# DIRECTIONS
Present the rows as a numbered list with any blank lines dropped. Start at the line containing "tray-app-icon[interactable]: [1150, 700, 1161, 710]", end at the line containing "search-highlight-image: [515, 698, 547, 713]", and include only those rows.

[Layout records]
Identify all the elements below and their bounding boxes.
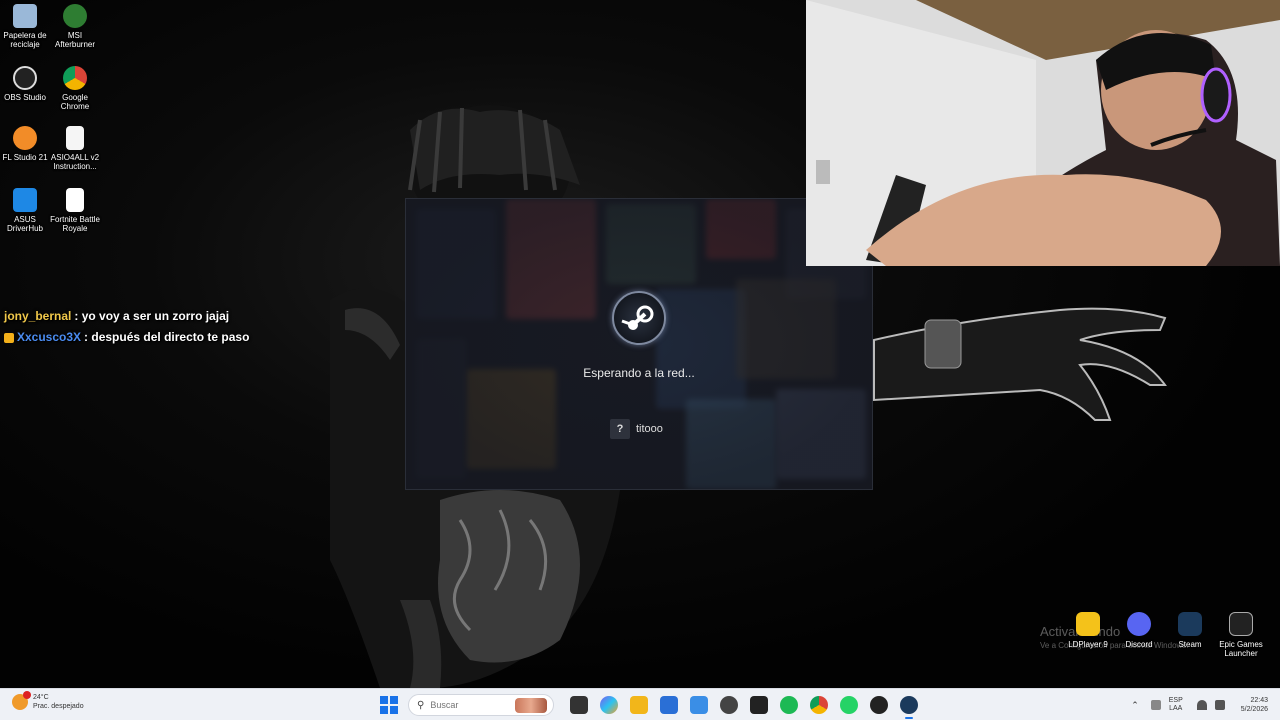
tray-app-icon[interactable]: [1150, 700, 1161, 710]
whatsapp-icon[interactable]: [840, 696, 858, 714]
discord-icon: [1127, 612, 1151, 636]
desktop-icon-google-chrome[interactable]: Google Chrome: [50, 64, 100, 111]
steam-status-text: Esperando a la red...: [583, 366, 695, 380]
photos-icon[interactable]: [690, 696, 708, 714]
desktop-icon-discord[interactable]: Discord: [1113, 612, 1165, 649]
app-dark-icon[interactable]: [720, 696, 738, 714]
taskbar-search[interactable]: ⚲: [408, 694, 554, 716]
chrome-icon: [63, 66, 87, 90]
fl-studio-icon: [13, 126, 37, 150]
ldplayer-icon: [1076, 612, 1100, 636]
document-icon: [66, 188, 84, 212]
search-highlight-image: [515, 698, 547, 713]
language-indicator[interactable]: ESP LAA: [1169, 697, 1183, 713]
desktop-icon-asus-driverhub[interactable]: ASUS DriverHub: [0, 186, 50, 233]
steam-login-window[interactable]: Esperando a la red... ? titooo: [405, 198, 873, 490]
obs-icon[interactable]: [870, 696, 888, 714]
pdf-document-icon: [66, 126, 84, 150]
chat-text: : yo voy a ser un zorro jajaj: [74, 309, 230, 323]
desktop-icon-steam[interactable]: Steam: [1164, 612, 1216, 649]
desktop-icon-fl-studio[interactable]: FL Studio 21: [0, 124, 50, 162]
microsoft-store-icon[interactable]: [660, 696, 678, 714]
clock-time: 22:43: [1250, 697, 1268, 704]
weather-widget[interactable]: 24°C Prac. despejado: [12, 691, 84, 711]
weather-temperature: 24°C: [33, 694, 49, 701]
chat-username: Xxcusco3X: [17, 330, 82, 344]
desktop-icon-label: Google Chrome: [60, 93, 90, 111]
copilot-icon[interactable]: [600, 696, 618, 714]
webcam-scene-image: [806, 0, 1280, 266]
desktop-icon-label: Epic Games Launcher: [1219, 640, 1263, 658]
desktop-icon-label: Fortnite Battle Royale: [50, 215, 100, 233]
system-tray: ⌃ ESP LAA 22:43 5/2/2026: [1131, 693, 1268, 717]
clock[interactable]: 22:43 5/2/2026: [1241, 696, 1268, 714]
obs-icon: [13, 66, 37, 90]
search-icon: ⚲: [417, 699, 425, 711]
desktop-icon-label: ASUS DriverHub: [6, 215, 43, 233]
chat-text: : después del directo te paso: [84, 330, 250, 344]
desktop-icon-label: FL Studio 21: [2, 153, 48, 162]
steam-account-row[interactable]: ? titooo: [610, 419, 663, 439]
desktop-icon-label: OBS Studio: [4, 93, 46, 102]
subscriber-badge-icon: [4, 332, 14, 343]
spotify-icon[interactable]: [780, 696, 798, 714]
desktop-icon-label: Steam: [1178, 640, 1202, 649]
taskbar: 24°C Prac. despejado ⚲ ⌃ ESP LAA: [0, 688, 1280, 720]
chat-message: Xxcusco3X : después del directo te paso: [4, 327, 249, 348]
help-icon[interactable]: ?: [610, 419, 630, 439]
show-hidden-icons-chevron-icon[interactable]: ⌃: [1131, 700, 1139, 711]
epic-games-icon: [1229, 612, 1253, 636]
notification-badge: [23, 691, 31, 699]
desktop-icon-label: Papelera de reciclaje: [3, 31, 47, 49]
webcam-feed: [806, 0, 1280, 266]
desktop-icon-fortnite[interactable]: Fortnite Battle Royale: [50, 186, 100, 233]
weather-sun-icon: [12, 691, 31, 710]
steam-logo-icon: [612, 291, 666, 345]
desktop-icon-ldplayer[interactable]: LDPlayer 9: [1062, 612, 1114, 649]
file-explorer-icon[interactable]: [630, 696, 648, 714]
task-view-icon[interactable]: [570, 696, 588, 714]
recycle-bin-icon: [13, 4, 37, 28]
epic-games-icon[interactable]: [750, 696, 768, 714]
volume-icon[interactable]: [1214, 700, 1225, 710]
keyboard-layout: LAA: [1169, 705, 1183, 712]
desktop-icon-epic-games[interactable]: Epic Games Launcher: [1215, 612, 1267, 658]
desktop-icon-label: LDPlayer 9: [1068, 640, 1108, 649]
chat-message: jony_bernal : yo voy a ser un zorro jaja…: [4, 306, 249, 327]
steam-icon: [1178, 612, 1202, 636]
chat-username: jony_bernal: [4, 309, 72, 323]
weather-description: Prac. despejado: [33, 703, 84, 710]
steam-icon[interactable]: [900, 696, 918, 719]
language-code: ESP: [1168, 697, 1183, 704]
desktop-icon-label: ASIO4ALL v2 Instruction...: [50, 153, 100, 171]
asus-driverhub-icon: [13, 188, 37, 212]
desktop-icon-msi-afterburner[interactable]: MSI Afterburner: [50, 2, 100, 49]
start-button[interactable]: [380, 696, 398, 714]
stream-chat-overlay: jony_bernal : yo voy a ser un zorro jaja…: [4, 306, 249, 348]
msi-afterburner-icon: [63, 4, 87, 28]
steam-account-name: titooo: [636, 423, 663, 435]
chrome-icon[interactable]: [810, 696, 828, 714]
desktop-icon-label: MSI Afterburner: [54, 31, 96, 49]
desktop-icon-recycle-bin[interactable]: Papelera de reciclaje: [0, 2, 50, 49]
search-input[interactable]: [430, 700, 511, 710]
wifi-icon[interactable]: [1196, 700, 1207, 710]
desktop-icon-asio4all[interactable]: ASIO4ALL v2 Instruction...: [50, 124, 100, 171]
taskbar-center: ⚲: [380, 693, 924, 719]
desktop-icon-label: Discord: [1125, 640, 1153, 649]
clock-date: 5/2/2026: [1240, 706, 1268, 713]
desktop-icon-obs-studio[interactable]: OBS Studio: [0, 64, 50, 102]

...

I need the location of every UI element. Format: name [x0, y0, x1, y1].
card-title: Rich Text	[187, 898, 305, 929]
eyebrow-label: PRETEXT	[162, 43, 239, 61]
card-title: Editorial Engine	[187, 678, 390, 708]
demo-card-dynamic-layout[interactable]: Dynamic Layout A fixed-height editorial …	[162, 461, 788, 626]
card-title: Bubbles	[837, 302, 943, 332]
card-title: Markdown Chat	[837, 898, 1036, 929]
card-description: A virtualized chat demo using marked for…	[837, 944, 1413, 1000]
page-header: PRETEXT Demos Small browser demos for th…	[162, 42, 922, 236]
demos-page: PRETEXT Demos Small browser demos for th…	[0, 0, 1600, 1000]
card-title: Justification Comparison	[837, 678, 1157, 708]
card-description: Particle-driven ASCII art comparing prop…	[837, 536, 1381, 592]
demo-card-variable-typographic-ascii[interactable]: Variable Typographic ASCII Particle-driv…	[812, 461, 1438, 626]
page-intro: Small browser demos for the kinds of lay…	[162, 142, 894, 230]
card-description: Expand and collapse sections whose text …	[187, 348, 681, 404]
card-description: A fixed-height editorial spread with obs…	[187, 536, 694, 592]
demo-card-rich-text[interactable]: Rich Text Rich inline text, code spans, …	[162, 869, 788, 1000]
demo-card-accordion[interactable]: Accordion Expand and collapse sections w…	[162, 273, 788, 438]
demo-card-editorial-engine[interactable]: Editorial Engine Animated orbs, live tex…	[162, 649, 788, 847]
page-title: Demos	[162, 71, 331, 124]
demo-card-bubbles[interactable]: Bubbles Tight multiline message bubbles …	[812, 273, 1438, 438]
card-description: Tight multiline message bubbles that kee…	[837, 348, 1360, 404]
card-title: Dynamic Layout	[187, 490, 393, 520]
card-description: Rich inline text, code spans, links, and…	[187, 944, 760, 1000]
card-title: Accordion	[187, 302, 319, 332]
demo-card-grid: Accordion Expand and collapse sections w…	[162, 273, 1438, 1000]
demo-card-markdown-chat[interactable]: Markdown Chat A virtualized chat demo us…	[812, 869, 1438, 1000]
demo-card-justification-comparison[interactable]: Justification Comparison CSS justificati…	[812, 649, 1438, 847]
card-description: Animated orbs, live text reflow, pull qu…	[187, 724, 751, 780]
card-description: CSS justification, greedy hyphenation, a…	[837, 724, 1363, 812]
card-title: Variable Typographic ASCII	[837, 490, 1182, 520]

...

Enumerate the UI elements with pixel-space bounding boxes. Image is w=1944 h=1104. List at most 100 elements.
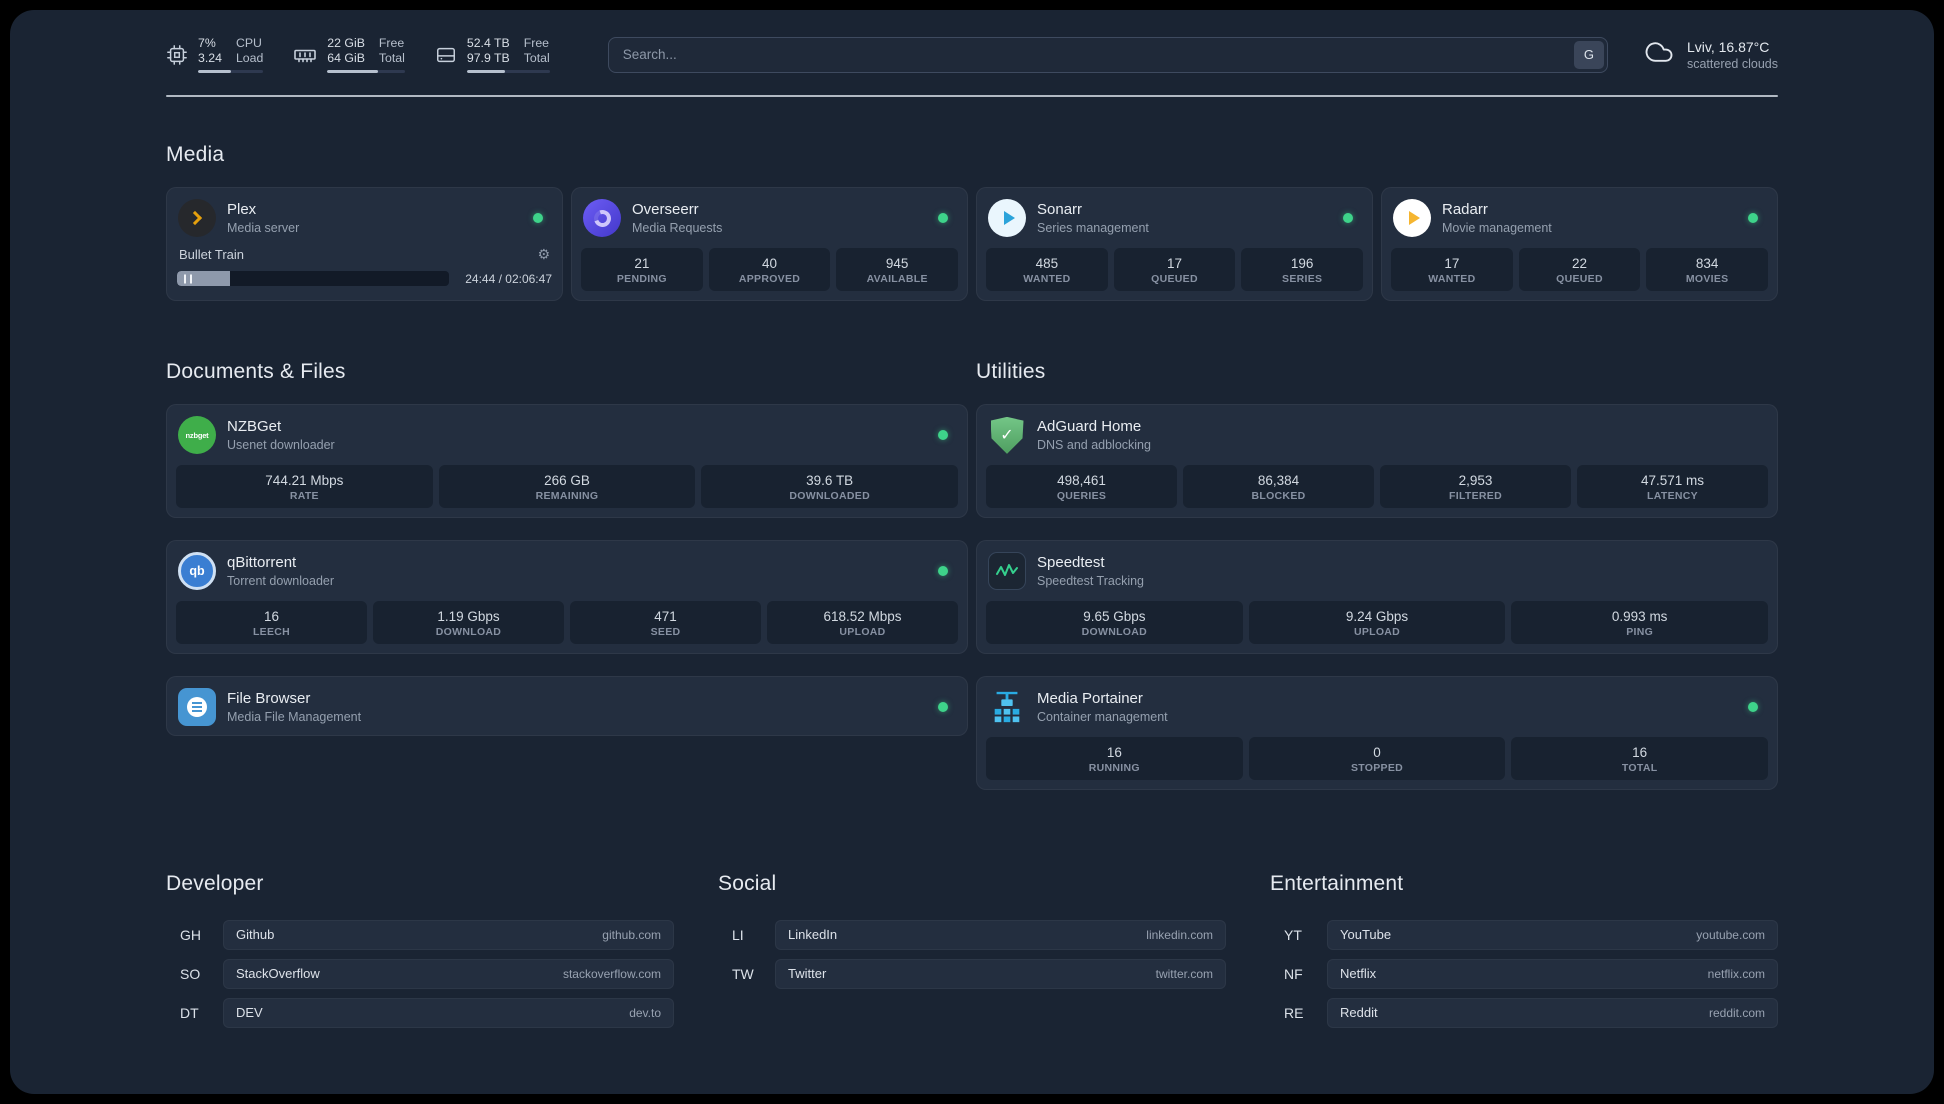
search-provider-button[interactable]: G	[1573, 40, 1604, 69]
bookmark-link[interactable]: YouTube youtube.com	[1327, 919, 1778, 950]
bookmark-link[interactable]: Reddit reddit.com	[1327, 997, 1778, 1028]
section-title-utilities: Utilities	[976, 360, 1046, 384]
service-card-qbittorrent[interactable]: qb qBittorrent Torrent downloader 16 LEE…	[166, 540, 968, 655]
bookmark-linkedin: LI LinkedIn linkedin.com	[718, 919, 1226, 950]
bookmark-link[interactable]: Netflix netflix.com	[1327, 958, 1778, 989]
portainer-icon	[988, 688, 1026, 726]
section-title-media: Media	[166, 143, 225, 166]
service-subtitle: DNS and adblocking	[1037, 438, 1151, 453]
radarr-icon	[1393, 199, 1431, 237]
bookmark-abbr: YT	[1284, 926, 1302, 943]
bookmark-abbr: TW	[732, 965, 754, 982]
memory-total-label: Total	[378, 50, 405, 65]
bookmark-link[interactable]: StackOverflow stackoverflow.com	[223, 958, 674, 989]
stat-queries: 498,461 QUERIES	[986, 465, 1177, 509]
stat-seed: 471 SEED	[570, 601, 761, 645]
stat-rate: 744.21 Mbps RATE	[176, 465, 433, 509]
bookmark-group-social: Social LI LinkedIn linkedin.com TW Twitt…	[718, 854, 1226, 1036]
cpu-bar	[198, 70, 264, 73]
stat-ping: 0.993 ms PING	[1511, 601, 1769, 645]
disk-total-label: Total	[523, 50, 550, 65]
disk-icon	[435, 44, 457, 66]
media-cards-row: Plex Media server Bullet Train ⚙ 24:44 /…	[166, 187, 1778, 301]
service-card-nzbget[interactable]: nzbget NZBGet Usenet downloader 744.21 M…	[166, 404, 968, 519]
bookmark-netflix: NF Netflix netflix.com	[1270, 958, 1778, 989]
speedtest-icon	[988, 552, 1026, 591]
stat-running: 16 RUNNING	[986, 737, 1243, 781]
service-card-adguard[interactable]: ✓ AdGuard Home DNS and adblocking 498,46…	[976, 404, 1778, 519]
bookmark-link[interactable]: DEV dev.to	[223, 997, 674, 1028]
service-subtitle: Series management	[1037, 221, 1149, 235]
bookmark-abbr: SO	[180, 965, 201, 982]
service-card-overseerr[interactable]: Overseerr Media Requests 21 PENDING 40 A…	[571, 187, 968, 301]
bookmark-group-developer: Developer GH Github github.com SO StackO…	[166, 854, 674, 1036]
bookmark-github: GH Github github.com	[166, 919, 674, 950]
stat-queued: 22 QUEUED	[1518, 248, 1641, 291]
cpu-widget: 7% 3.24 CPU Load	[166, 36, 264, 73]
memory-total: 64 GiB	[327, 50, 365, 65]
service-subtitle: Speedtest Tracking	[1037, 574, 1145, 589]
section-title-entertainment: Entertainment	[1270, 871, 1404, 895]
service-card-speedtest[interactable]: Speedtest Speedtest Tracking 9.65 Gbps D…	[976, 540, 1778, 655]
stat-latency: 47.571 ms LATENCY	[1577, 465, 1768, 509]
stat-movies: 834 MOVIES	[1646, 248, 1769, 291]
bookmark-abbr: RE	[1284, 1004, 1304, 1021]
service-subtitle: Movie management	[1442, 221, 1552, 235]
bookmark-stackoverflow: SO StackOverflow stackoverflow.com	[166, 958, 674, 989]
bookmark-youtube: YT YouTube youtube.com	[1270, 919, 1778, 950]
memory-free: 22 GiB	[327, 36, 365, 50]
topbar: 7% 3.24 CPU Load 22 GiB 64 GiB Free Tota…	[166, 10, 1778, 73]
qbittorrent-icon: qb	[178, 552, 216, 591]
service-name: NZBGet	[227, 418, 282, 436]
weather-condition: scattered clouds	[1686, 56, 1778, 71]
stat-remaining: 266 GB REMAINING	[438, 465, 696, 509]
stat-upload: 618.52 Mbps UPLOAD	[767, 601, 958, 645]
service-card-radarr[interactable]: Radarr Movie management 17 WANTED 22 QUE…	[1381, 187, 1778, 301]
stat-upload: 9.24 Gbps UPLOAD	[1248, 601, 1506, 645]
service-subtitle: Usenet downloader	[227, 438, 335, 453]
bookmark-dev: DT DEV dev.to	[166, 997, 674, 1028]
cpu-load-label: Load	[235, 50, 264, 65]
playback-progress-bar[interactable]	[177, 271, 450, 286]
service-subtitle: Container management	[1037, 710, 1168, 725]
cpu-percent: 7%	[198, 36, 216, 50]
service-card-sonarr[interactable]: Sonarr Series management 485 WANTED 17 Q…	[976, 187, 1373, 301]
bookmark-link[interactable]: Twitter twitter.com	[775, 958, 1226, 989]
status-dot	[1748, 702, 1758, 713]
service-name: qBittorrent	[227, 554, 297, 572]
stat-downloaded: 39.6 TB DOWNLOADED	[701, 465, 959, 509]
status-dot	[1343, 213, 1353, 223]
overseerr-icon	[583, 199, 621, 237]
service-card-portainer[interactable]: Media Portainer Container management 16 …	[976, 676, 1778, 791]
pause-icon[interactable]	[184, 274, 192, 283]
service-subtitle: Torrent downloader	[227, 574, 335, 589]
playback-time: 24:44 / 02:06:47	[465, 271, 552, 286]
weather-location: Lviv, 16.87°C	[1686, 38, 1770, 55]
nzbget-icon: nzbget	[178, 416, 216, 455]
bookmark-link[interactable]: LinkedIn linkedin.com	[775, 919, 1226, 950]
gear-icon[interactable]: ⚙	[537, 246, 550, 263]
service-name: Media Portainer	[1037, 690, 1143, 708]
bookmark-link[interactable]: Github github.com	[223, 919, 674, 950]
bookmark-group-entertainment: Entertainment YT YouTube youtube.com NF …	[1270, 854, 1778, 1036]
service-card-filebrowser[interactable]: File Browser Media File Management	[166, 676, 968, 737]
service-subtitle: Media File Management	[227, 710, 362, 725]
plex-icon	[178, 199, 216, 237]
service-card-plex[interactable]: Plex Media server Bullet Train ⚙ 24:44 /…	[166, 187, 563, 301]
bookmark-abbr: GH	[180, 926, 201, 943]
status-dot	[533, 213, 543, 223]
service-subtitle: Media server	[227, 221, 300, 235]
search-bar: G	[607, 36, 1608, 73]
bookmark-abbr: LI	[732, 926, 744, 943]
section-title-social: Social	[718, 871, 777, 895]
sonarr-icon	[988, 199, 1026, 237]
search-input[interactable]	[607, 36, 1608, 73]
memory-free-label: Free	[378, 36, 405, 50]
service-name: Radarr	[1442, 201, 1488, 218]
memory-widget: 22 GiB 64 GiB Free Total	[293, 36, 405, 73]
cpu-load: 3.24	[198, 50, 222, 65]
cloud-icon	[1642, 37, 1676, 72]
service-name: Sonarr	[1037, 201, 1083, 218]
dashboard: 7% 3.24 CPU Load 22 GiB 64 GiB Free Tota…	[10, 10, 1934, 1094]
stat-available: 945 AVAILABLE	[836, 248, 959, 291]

# PROBLEM SOLUTION
1. tray-app-icon[interactable]: [1150, 700, 1161, 710]
2. whatsapp-icon[interactable]: [840, 696, 858, 714]
3. discord-icon: [1127, 612, 1151, 636]
4. desktop-icon-google-chrome[interactable]: Google Chrome: [50, 64, 100, 111]
5. steam-status-text: Esperando a la red...: [583, 366, 695, 380]
6. photos-icon[interactable]: [690, 696, 708, 714]
7. desktop-icon-discord[interactable]: Discord: [1113, 612, 1165, 649]
8. app-dark-icon[interactable]: [720, 696, 738, 714]
9. taskbar-search[interactable]: ⚲: [408, 694, 554, 716]
10. chrome-icon: [63, 66, 87, 90]
11. fl-studio-icon: [13, 126, 37, 150]
12. ldplayer-icon: [1076, 612, 1100, 636]
13. document-icon: [66, 188, 84, 212]
14. search-highlight-image: [515, 698, 547, 713]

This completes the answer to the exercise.